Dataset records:
-=-=-
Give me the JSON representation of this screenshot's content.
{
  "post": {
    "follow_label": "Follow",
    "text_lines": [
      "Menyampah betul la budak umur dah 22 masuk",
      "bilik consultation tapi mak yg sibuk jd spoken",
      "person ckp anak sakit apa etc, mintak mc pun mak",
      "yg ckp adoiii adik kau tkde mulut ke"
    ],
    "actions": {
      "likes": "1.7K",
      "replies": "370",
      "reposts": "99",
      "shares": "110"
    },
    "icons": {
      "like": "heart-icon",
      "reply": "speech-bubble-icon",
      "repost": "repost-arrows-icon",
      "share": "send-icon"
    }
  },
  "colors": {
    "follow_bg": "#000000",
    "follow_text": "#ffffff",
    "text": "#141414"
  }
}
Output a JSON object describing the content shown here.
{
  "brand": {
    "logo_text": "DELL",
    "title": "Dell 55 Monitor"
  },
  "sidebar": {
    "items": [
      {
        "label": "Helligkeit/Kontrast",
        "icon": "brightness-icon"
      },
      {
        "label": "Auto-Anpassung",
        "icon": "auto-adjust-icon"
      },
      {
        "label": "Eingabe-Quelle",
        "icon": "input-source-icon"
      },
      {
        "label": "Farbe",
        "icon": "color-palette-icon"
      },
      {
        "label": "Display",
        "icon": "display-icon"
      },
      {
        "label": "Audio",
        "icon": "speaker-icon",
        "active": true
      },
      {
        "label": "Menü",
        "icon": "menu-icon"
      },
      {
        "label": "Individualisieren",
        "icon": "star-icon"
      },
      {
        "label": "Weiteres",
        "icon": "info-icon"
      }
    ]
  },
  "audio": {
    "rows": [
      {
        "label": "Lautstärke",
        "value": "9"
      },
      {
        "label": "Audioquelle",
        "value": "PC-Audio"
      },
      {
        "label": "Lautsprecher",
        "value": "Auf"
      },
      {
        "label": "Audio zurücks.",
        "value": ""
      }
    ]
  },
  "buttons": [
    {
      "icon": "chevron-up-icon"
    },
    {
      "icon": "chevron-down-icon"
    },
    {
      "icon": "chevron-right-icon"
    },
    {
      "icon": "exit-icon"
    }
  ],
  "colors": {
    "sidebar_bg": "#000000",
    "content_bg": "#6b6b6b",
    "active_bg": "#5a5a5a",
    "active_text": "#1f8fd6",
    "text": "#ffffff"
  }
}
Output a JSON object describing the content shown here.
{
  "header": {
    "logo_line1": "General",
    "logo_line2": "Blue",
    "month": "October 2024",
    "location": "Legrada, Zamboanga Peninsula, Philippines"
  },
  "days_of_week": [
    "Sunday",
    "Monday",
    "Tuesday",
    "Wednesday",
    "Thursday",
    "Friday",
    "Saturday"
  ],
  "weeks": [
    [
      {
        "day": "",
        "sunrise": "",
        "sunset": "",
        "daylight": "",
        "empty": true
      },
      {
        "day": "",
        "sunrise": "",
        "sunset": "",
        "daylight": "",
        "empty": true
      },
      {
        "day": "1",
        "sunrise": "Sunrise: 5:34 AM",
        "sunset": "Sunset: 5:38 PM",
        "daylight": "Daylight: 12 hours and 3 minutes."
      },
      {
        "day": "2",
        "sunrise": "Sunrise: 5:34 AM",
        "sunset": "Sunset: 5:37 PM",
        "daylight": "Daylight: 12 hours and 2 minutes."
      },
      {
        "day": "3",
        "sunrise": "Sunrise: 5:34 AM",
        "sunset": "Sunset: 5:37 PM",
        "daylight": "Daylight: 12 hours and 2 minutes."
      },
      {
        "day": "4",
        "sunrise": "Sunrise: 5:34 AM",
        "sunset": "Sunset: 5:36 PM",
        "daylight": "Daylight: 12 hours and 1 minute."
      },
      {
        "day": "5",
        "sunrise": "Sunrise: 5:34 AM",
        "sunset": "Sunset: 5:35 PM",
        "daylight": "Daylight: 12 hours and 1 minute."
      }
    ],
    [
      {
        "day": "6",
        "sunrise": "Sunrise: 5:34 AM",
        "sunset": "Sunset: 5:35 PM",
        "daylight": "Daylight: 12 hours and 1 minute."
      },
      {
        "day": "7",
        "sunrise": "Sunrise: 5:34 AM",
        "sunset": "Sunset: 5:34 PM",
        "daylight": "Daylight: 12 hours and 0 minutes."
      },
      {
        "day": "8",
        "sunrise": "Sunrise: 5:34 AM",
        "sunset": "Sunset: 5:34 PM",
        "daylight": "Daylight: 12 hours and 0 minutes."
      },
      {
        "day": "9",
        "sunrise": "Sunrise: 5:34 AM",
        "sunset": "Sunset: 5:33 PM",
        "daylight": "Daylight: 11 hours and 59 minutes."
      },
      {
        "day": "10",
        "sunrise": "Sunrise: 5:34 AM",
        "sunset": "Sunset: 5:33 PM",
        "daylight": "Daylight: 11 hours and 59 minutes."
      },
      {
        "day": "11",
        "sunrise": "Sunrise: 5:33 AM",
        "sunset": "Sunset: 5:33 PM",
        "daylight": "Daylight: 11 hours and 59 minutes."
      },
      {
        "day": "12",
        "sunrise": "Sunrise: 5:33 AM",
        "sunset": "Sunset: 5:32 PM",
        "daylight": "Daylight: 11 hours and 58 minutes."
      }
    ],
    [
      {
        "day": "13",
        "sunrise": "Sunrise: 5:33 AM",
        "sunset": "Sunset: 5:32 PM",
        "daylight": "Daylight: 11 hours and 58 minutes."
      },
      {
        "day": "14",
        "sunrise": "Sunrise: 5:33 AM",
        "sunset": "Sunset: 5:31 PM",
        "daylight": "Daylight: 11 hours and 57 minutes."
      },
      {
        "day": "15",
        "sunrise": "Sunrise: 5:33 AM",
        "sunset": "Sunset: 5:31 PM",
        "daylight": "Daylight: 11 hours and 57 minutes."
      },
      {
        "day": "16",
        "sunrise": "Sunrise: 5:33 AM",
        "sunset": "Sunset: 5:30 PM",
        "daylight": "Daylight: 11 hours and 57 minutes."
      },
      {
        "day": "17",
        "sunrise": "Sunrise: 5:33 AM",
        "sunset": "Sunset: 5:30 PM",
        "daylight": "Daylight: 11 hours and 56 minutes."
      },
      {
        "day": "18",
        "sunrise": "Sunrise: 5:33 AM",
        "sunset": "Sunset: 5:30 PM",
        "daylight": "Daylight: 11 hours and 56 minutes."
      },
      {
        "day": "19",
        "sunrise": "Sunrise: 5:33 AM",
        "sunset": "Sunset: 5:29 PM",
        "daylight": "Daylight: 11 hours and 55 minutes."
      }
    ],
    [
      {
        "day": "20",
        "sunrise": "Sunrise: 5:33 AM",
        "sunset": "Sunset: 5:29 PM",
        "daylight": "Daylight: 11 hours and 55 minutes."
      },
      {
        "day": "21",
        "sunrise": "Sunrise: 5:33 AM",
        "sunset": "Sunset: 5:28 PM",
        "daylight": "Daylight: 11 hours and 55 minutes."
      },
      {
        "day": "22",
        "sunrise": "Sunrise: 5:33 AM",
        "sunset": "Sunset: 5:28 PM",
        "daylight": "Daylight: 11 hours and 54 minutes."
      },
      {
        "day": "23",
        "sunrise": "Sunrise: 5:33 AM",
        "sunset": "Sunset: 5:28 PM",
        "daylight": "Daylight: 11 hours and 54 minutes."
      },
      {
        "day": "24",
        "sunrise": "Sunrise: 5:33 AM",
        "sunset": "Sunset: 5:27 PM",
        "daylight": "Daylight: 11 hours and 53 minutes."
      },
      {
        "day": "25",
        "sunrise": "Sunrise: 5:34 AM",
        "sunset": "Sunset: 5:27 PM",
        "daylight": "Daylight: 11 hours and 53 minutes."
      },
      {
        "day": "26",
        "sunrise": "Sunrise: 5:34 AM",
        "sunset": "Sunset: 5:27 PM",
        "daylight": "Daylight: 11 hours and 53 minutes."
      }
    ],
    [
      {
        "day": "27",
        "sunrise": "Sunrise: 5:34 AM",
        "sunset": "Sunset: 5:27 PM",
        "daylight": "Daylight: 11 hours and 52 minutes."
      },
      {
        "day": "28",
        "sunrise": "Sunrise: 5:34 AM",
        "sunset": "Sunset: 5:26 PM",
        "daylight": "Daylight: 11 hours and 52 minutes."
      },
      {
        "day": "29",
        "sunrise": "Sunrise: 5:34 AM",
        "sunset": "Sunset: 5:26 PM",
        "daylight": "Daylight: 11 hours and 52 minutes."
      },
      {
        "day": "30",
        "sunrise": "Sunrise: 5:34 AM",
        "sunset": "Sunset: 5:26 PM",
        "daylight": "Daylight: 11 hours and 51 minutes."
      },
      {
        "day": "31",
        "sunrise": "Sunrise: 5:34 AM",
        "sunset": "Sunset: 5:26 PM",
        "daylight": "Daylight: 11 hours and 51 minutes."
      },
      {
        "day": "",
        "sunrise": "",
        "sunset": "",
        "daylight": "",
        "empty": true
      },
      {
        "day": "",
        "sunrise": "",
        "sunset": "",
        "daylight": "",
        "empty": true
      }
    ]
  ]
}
-=-=-
Set task -> Which lines in the data above contain "value"? Show each one.

Result of this exercise ->
        "value": "9"
        "value": "PC-Audio"
        "value": "Auf"
        "value": ""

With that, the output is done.